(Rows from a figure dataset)
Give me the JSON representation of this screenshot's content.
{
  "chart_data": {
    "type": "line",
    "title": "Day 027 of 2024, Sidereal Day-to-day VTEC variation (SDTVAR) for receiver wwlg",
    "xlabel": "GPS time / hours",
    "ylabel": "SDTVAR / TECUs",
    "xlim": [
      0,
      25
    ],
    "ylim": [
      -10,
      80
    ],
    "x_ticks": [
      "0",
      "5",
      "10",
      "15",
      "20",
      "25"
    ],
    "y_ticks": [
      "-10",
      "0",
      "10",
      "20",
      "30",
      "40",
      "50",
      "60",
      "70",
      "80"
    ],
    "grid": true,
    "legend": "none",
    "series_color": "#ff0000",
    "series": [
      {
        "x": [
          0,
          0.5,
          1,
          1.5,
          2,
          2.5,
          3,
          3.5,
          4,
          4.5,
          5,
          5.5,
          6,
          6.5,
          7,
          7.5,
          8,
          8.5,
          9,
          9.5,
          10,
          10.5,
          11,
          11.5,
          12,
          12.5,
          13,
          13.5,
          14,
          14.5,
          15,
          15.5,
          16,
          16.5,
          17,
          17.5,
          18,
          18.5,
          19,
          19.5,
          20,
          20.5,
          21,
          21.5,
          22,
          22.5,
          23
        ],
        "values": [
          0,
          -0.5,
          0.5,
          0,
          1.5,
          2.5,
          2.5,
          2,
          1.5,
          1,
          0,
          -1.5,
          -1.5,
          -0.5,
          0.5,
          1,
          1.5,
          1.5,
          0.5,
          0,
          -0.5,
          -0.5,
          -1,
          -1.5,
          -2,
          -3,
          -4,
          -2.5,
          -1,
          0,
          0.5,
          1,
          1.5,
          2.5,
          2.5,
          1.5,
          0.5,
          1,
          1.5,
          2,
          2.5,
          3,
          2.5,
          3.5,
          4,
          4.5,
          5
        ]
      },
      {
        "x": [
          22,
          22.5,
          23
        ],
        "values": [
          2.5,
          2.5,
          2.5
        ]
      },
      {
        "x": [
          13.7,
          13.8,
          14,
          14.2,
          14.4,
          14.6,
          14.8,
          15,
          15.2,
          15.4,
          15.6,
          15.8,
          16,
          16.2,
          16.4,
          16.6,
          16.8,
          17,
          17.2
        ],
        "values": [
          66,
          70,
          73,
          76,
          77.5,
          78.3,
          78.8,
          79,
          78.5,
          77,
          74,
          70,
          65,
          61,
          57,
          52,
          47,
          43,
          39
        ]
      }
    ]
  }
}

* * *

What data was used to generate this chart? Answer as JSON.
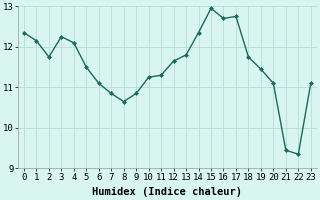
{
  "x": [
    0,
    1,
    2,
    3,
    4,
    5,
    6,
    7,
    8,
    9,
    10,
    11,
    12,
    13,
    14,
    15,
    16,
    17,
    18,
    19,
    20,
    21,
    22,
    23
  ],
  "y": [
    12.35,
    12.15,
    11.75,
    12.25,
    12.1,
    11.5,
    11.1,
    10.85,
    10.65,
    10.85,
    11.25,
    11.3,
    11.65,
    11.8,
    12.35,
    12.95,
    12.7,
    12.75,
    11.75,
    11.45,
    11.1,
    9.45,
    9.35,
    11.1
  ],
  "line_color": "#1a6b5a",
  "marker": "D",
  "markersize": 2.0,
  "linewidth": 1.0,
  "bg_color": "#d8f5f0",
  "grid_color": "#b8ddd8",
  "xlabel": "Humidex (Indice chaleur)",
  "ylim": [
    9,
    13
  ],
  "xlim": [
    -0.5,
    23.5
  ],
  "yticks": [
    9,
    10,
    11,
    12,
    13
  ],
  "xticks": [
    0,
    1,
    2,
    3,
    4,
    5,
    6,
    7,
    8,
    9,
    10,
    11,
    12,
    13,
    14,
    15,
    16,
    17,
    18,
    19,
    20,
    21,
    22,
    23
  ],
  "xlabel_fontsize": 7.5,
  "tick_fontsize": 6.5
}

• WHAT IS REQUIRED
Pick out every line of the listing containing the word "JSON", and show those lines.

• OUTPUT OF THE TASK
Give me the JSON representation of this screenshot's content.
What data was used to generate this chart? Answer as JSON.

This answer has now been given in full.